• THE RECORDS:
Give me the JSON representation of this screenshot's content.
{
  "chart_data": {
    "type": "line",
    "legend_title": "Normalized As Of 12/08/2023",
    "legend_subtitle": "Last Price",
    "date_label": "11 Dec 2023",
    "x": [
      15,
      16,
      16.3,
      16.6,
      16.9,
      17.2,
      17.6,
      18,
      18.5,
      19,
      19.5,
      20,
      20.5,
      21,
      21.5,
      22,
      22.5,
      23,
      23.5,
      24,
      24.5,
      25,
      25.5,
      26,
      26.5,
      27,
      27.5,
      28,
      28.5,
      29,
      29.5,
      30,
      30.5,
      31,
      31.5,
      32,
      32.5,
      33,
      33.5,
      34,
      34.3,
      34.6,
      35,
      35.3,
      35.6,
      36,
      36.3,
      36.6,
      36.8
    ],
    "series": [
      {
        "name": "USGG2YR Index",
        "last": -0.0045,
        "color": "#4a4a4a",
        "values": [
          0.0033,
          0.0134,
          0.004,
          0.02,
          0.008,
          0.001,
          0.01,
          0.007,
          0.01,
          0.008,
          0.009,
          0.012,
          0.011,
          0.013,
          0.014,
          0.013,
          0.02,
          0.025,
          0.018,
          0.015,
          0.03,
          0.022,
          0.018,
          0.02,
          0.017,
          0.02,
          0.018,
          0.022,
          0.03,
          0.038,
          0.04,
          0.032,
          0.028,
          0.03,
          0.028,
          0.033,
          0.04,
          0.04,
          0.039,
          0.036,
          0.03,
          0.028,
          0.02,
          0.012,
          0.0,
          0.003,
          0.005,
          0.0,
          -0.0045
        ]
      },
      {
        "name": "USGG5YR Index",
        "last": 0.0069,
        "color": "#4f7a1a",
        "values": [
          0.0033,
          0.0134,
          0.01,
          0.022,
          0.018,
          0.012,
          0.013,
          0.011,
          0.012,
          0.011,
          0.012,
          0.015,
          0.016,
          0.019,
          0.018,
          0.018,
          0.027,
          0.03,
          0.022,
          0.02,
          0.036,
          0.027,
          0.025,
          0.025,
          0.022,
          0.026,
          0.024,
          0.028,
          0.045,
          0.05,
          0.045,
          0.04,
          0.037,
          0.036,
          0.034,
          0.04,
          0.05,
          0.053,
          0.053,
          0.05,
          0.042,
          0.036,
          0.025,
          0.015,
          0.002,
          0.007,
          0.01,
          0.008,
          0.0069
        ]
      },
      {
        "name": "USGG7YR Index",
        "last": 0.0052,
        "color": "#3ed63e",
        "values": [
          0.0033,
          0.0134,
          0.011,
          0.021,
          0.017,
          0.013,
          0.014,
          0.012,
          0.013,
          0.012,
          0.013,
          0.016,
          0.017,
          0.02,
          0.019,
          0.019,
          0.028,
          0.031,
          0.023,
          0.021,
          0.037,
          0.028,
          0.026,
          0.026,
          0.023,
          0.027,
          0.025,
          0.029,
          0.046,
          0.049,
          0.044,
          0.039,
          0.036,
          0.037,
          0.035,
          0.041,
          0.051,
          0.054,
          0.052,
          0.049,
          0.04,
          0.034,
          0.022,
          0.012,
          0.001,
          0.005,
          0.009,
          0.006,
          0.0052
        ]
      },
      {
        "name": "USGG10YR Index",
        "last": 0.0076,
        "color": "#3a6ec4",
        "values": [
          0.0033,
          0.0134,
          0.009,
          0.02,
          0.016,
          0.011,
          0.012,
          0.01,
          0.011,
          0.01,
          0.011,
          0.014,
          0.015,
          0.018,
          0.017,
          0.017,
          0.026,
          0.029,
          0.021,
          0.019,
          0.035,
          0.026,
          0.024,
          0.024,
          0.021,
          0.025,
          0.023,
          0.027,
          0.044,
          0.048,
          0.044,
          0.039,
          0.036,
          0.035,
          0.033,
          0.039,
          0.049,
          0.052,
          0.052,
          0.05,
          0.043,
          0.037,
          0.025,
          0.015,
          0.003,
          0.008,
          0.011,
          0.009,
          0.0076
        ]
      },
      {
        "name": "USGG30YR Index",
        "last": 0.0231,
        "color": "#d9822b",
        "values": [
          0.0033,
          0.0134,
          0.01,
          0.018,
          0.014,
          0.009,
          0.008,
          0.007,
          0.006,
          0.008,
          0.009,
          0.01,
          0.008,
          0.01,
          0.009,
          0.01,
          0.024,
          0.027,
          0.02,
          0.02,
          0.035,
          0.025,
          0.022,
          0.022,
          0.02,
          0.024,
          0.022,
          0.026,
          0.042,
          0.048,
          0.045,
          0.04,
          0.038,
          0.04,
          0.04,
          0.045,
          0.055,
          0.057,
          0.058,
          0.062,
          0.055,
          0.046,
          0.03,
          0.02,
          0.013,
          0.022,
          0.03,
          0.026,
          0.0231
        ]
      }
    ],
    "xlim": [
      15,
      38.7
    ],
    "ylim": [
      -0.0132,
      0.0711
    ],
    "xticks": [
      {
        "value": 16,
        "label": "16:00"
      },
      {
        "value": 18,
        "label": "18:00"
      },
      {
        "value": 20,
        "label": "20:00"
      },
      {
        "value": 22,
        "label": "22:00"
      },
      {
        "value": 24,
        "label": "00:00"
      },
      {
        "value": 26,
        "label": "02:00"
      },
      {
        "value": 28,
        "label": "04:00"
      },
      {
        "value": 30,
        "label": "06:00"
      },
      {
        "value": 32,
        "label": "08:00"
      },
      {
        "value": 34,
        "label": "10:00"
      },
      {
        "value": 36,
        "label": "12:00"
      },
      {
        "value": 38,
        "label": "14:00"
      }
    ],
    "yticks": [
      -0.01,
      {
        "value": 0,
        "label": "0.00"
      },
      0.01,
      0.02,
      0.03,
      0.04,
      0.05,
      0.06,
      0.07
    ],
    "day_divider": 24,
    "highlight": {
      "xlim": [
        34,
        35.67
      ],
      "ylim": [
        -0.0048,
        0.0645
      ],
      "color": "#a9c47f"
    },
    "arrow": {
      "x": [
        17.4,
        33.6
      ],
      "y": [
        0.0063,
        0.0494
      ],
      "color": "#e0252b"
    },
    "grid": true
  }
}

• WHAT IS EXPECTED: Pull out and copy each line containing the string "color".

• SOLUTION TO THIS PROBLEM:
        "color": "#4a4a4a",
        "color": "#4f7a1a",
        "color": "#3ed63e",
        "color": "#3a6ec4",
        "color": "#d9822b",
      "color": "#a9c47f"
      "color": "#e0252b"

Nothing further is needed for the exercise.